** Begin EXTRACTED ENTRIES **

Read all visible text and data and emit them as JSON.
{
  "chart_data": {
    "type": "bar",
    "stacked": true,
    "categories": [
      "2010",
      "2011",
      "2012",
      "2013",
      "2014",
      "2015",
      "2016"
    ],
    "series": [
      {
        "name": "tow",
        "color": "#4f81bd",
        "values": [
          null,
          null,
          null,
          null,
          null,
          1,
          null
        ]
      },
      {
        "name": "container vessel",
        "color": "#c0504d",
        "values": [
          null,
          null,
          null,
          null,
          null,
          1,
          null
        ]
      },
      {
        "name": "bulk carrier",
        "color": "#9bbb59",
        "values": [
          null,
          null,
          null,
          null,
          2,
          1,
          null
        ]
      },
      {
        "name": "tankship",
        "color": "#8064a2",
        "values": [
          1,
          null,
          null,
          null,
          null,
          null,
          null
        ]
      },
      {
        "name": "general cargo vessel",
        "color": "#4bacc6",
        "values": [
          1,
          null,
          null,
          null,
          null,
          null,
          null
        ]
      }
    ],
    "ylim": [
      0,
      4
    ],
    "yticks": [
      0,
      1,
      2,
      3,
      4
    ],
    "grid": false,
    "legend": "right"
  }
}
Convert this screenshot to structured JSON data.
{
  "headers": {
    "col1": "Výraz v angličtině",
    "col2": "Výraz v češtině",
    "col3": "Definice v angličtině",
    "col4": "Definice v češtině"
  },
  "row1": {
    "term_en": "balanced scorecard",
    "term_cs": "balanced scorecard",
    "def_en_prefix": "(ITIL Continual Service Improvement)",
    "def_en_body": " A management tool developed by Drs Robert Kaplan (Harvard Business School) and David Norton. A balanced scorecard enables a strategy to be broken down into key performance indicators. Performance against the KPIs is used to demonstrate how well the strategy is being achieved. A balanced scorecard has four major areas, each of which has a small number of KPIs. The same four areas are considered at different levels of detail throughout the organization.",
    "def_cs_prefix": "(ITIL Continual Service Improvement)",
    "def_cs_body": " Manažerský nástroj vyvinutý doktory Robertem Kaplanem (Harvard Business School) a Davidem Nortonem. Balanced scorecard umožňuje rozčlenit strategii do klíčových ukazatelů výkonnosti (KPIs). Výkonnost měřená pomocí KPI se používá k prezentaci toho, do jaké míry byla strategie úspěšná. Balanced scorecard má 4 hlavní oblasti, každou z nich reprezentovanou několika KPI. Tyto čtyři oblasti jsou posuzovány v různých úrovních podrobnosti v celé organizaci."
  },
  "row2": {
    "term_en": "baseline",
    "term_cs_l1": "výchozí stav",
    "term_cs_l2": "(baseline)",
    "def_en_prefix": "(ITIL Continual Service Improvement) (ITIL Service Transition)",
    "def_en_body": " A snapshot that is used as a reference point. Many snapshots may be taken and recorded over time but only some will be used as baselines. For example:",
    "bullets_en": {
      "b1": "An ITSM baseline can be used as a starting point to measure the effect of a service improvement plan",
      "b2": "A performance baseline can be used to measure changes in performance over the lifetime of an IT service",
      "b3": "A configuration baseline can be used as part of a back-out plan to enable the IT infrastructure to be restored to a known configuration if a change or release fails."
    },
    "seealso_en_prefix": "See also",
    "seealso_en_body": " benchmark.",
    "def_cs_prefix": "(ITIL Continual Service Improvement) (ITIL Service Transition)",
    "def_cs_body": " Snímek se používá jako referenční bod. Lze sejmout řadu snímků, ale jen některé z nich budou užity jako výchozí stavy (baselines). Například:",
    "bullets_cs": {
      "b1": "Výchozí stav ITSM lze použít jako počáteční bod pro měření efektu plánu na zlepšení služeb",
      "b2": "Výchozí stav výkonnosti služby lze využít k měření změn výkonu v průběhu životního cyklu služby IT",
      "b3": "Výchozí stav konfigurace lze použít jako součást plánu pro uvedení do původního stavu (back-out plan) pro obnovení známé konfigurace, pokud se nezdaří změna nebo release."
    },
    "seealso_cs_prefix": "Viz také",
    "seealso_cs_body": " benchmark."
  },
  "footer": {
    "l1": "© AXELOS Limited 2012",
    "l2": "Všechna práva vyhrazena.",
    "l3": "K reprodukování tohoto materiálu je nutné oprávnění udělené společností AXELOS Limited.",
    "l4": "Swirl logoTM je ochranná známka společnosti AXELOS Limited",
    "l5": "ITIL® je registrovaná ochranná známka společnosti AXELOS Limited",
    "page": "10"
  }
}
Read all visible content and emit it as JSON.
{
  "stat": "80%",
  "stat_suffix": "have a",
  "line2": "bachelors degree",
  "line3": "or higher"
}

** End EXTRACTED ENTRIES **

WHAT THE EXERCISE ASKS: Locate the string "Výraz" in the listing above and copy every line where it occurs.

CORRECT RESULT:
    "col1": "Výraz v angličtině",
    "col2": "Výraz v češtině",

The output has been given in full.